▶ **DATA TO USE**:
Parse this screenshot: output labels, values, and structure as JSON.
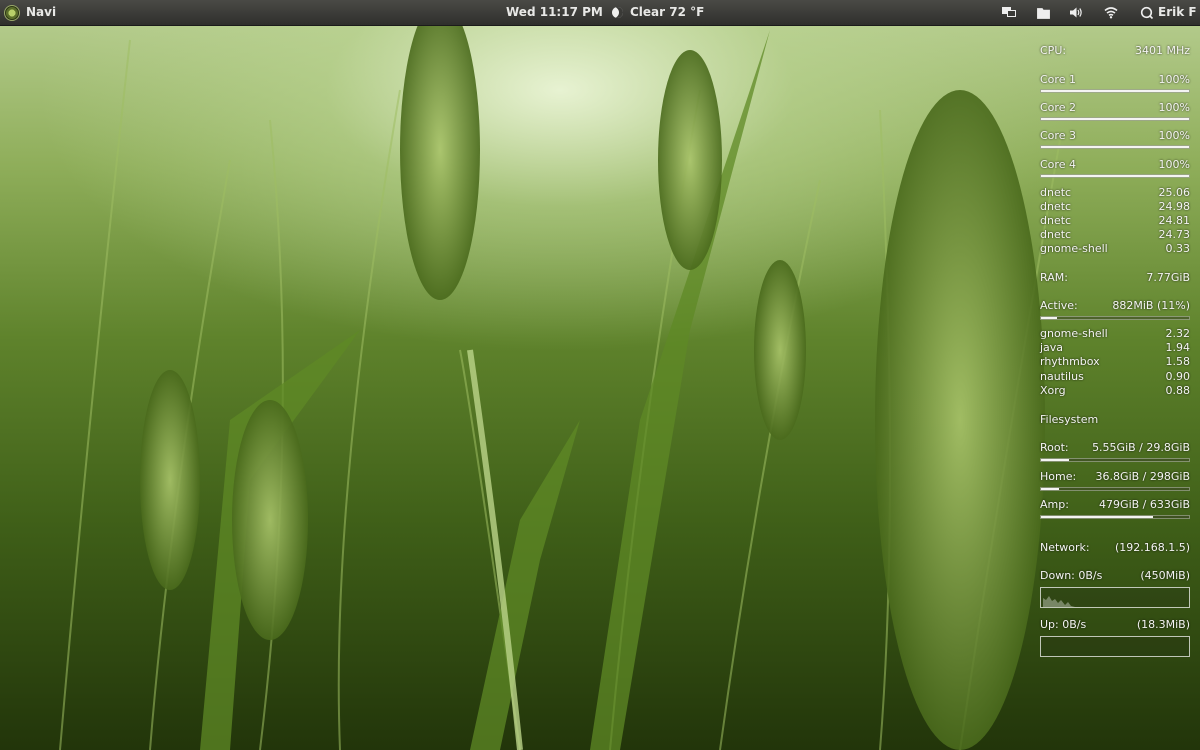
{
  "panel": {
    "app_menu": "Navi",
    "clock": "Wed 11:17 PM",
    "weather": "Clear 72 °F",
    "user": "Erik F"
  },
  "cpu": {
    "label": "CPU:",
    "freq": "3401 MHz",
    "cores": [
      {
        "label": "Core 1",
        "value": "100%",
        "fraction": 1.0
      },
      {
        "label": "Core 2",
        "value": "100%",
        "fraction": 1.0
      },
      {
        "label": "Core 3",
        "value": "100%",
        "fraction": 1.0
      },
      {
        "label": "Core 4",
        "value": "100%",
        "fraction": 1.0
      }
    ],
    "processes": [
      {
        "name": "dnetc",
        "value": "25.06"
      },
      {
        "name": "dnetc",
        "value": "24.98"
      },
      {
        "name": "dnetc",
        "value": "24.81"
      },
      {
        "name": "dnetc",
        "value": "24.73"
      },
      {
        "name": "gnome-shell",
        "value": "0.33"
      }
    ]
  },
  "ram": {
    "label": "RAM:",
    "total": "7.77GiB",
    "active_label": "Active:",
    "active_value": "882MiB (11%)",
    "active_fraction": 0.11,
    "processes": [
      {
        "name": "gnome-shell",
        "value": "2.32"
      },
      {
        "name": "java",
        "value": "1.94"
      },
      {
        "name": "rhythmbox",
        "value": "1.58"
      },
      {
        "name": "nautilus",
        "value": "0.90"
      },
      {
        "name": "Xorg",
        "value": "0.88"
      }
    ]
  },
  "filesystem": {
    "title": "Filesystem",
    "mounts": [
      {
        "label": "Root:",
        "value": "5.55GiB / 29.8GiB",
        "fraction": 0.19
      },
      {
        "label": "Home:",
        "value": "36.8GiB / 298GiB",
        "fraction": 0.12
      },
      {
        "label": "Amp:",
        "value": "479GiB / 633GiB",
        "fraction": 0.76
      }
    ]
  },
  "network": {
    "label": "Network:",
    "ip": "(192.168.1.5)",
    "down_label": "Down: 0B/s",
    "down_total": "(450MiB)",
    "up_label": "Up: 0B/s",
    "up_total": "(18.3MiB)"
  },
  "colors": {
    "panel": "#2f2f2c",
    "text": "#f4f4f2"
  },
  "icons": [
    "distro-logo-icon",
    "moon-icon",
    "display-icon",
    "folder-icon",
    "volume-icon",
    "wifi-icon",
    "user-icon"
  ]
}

▶ **STATED TASK**: Copy out every line of the material above exactly, skipping the pictures.

▶ **FINAL RESULT**:
Parse this screenshot: output labels, values, and structure as JSON.
{
  "panel": {
    "app_menu": "Navi",
    "clock": "Wed 11:17 PM",
    "weather": "Clear 72 °F",
    "user": "Erik F"
  },
  "cpu": {
    "label": "CPU:",
    "freq": "3401 MHz",
    "cores": [
      {
        "label": "Core 1",
        "value": "100%",
        "fraction": 1.0
      },
      {
        "label": "Core 2",
        "value": "100%",
        "fraction": 1.0
      },
      {
        "label": "Core 3",
        "value": "100%",
        "fraction": 1.0
      },
      {
        "label": "Core 4",
        "value": "100%",
        "fraction": 1.0
      }
    ],
    "processes": [
      {
        "name": "dnetc",
        "value": "25.06"
      },
      {
        "name": "dnetc",
        "value": "24.98"
      },
      {
        "name": "dnetc",
        "value": "24.81"
      },
      {
        "name": "dnetc",
        "value": "24.73"
      },
      {
        "name": "gnome-shell",
        "value": "0.33"
      }
    ]
  },
  "ram": {
    "label": "RAM:",
    "total": "7.77GiB",
    "active_label": "Active:",
    "active_value": "882MiB (11%)",
    "active_fraction": 0.11,
    "processes": [
      {
        "name": "gnome-shell",
        "value": "2.32"
      },
      {
        "name": "java",
        "value": "1.94"
      },
      {
        "name": "rhythmbox",
        "value": "1.58"
      },
      {
        "name": "nautilus",
        "value": "0.90"
      },
      {
        "name": "Xorg",
        "value": "0.88"
      }
    ]
  },
  "filesystem": {
    "title": "Filesystem",
    "mounts": [
      {
        "label": "Root:",
        "value": "5.55GiB / 29.8GiB",
        "fraction": 0.19
      },
      {
        "label": "Home:",
        "value": "36.8GiB / 298GiB",
        "fraction": 0.12
      },
      {
        "label": "Amp:",
        "value": "479GiB / 633GiB",
        "fraction": 0.76
      }
    ]
  },
  "network": {
    "label": "Network:",
    "ip": "(192.168.1.5)",
    "down_label": "Down: 0B/s",
    "down_total": "(450MiB)",
    "up_label": "Up: 0B/s",
    "up_total": "(18.3MiB)"
  },
  "colors": {
    "panel": "#2f2f2c",
    "text": "#f4f4f2"
  },
  "icons": [
    "distro-logo-icon",
    "moon-icon",
    "display-icon",
    "folder-icon",
    "volume-icon",
    "wifi-icon",
    "user-icon"
  ]
}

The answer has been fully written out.